--- Start RECORDS SUPPLIED ---

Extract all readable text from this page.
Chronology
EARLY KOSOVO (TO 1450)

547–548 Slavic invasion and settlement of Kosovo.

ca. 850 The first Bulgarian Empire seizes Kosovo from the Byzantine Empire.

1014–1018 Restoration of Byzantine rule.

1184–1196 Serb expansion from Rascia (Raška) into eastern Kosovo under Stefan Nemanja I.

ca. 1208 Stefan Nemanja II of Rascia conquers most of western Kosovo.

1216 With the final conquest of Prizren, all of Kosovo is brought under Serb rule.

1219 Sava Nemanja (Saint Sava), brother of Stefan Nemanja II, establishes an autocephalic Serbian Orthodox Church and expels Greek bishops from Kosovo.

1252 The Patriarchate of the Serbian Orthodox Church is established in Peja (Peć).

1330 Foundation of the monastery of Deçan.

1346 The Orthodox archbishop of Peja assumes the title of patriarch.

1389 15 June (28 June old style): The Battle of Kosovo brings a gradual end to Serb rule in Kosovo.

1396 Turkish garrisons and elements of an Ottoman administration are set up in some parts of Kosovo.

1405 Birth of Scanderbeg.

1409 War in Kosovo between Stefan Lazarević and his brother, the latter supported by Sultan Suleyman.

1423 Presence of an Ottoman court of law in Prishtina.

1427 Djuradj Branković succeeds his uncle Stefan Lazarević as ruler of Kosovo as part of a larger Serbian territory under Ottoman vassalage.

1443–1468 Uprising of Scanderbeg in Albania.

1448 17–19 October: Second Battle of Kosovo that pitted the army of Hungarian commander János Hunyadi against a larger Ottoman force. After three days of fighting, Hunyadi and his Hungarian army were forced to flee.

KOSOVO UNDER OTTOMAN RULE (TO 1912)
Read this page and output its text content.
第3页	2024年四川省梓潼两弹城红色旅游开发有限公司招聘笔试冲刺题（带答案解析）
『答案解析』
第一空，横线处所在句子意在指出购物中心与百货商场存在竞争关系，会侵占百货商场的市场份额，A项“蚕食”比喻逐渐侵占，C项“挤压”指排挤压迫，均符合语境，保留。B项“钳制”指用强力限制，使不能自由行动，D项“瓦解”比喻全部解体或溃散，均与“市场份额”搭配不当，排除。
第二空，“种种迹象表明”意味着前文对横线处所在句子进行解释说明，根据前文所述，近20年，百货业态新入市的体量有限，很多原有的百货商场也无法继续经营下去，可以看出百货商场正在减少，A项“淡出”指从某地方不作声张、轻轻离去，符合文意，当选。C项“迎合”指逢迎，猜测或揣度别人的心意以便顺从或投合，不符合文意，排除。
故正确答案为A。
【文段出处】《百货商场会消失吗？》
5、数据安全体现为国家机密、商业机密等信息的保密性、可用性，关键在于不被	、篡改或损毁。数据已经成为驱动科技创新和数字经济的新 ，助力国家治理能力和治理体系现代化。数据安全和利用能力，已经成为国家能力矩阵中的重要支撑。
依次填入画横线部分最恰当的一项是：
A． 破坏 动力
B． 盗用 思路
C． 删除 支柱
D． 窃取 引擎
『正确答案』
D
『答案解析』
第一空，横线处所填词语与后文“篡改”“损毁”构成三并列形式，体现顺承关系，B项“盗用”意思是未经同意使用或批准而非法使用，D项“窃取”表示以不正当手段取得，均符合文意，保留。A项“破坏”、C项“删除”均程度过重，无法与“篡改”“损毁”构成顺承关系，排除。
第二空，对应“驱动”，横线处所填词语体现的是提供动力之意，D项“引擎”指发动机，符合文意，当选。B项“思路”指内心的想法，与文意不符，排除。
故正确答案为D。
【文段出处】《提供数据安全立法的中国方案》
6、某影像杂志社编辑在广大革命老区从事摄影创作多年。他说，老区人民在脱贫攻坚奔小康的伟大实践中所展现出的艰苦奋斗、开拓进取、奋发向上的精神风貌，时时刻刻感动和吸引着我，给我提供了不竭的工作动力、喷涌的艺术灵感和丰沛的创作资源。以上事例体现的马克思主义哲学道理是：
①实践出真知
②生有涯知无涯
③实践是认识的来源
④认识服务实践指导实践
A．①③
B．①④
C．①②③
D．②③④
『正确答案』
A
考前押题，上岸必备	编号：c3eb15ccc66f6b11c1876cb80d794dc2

--- End RECORDS SUPPLIED ---

◆ EXERCISE REQUIREMENTS: Search the material above for "Nemanja". Pull out each line where it shows up.

◆ RESPONSE TO THIS EXERCISE:
1184–1196 Serb expansion from Rascia (Raška) into eastern Kosovo under Stefan Nemanja I.
ca. 1208 Stefan Nemanja II of Rascia conquers most of western Kosovo.
1219 Sava Nemanja (Saint Sava), brother of Stefan Nemanja II, establishes an autocephalic Serbian Orthodox Church and expels Greek bishops from Kosovo.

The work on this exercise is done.